* _Direction_: Every line that holds the string "name" is to be identified and copied.

--- Recorded data ---

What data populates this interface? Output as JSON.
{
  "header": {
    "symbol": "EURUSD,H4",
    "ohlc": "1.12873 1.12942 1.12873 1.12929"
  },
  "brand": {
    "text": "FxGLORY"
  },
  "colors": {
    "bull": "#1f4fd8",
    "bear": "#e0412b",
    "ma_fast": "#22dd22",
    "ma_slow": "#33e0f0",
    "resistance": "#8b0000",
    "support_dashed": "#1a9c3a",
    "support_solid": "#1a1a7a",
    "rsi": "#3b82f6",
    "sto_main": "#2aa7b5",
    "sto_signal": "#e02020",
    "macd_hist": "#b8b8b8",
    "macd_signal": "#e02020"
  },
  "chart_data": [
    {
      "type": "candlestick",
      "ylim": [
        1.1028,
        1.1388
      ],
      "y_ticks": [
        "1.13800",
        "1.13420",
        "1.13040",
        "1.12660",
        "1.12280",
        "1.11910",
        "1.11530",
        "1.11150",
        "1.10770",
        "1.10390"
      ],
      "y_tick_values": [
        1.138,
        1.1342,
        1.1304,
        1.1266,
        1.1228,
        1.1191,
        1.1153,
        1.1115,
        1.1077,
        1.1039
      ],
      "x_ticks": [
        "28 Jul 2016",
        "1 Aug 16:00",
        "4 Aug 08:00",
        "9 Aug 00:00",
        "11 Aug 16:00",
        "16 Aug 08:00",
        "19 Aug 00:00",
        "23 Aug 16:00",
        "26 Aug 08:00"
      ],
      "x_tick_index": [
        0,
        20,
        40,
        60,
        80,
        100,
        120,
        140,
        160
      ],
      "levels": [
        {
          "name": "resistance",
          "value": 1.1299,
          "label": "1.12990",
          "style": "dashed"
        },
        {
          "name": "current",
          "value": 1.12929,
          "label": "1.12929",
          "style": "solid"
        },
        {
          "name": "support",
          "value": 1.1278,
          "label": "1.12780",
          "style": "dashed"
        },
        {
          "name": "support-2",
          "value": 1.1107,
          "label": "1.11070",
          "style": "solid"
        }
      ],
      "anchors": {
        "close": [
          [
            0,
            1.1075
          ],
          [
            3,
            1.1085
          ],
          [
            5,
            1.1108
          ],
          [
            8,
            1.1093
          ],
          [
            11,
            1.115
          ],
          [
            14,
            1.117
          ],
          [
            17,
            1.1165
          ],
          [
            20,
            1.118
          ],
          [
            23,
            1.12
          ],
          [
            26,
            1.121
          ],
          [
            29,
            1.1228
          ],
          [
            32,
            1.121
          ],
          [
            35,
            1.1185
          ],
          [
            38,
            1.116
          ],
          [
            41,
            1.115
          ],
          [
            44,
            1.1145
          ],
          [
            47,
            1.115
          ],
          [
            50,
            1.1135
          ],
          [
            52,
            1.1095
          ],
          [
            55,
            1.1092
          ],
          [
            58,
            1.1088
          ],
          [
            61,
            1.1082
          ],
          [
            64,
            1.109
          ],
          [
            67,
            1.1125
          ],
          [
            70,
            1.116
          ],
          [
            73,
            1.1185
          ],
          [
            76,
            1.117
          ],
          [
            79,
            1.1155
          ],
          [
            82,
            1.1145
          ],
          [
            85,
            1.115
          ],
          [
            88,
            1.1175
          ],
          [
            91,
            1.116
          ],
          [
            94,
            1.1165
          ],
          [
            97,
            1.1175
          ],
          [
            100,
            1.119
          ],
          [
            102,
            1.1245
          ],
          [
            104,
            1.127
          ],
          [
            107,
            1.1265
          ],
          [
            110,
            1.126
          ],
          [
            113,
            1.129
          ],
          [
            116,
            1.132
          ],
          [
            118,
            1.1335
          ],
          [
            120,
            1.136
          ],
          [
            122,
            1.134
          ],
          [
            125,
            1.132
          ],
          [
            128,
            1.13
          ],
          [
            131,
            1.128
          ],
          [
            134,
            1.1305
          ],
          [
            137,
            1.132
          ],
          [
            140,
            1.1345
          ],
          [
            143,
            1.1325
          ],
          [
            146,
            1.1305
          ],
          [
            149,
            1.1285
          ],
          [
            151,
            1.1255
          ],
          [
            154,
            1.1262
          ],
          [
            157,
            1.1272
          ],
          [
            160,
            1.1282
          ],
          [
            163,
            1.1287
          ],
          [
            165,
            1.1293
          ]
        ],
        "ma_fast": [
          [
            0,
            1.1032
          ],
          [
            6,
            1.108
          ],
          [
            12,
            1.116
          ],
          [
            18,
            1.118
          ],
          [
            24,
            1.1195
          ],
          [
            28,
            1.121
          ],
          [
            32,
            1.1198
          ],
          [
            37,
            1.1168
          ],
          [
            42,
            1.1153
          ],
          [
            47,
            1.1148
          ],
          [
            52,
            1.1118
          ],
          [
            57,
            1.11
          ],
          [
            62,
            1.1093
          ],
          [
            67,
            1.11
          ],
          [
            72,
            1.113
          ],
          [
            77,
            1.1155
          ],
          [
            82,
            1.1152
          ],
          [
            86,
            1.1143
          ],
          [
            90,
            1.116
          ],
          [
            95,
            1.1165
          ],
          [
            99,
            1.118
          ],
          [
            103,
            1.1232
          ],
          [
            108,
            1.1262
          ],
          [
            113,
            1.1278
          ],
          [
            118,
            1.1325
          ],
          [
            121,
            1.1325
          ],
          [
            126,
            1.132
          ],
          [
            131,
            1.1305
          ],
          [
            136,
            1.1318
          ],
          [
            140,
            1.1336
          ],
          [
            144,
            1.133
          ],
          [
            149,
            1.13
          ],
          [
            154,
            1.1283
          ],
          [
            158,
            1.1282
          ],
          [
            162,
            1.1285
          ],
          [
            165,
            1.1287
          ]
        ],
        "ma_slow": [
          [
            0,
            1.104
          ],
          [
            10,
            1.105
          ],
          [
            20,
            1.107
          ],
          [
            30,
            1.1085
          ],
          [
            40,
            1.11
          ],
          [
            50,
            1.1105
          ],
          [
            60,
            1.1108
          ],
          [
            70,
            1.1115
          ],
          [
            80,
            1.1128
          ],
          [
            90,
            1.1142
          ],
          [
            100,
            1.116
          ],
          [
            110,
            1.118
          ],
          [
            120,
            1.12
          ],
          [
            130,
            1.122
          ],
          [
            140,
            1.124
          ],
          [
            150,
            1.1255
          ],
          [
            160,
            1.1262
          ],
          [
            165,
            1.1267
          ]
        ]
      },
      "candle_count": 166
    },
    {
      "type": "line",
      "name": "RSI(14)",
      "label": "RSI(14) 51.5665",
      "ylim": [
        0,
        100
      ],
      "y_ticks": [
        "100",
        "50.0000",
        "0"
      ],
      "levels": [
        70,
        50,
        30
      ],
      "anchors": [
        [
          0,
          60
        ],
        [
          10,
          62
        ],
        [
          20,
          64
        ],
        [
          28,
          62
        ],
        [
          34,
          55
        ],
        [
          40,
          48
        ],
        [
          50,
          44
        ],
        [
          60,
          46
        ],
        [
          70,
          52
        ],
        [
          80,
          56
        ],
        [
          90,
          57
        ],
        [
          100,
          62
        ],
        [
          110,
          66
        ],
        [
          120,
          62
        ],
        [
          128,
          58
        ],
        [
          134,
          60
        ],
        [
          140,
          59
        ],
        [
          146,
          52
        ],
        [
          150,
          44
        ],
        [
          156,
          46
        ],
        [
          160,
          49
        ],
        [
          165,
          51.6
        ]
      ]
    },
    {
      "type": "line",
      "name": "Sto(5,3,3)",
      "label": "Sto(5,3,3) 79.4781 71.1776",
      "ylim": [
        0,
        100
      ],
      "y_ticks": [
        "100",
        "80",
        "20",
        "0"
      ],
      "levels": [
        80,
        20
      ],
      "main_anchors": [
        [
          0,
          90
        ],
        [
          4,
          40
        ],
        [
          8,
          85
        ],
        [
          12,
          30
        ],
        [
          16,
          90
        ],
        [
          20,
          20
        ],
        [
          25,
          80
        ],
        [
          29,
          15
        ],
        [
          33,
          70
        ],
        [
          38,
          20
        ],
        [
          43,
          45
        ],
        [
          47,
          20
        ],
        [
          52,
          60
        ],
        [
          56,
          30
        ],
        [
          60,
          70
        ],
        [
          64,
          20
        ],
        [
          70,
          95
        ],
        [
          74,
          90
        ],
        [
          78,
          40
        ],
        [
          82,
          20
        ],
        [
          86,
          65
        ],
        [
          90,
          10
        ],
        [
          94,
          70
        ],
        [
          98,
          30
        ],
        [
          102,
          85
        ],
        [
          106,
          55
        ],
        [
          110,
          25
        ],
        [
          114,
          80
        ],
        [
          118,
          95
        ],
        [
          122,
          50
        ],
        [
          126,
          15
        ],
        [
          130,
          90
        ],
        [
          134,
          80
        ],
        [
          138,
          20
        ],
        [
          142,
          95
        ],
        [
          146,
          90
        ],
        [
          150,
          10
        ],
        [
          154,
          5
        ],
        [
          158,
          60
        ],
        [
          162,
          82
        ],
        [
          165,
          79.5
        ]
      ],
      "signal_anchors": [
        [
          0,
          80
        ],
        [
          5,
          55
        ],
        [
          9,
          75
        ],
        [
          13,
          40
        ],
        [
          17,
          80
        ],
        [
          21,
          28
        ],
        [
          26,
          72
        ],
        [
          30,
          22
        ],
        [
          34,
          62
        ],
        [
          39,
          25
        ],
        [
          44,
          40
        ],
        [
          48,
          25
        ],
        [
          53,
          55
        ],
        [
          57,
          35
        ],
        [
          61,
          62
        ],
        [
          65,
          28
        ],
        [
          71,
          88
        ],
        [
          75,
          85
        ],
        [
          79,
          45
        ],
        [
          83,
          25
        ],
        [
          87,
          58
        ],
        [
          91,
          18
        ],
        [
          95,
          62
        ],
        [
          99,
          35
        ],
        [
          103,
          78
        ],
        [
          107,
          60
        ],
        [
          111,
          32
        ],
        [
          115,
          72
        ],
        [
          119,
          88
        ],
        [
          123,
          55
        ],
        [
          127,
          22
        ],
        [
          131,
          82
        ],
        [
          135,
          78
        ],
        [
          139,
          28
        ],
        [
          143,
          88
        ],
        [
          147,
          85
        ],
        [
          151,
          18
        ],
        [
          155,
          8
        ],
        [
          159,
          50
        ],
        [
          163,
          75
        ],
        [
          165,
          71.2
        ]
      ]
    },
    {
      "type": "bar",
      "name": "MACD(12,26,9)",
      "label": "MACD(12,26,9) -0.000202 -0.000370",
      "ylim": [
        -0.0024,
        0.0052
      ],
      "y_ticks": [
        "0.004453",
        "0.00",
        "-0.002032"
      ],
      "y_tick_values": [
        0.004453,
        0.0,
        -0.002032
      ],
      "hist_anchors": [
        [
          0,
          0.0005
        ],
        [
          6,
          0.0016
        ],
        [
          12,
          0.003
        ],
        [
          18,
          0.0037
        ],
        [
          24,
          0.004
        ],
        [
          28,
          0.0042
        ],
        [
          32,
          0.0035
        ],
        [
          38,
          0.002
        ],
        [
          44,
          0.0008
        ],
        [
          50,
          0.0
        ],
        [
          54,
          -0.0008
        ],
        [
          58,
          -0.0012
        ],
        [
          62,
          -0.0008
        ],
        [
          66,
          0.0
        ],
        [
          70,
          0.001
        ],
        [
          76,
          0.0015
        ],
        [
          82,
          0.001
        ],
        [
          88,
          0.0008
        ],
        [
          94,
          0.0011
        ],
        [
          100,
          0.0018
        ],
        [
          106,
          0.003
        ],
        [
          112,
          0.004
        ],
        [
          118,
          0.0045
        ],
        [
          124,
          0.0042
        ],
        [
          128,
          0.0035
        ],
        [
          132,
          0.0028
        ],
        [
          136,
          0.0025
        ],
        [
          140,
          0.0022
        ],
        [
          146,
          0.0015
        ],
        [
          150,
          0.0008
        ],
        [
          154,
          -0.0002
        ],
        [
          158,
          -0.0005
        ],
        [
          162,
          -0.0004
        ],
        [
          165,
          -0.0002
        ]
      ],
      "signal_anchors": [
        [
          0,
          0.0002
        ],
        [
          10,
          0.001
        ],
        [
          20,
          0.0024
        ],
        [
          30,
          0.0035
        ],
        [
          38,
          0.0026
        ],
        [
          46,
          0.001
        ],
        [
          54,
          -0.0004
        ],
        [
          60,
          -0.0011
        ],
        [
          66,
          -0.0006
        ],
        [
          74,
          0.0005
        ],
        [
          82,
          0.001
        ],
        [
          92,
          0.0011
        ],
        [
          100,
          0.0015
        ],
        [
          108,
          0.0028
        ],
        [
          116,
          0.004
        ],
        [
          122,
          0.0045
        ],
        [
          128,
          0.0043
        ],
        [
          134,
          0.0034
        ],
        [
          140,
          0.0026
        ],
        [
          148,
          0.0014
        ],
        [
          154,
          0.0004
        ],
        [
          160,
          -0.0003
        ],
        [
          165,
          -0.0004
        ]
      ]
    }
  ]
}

---

* _Result for this task_:
          "name": "resistance",
          "name": "current",
          "name": "support",
          "name": "support-2",
      "name": "RSI(14)",
      "name": "Sto(5,3,3)",
      "name": "MACD(12,26,9)",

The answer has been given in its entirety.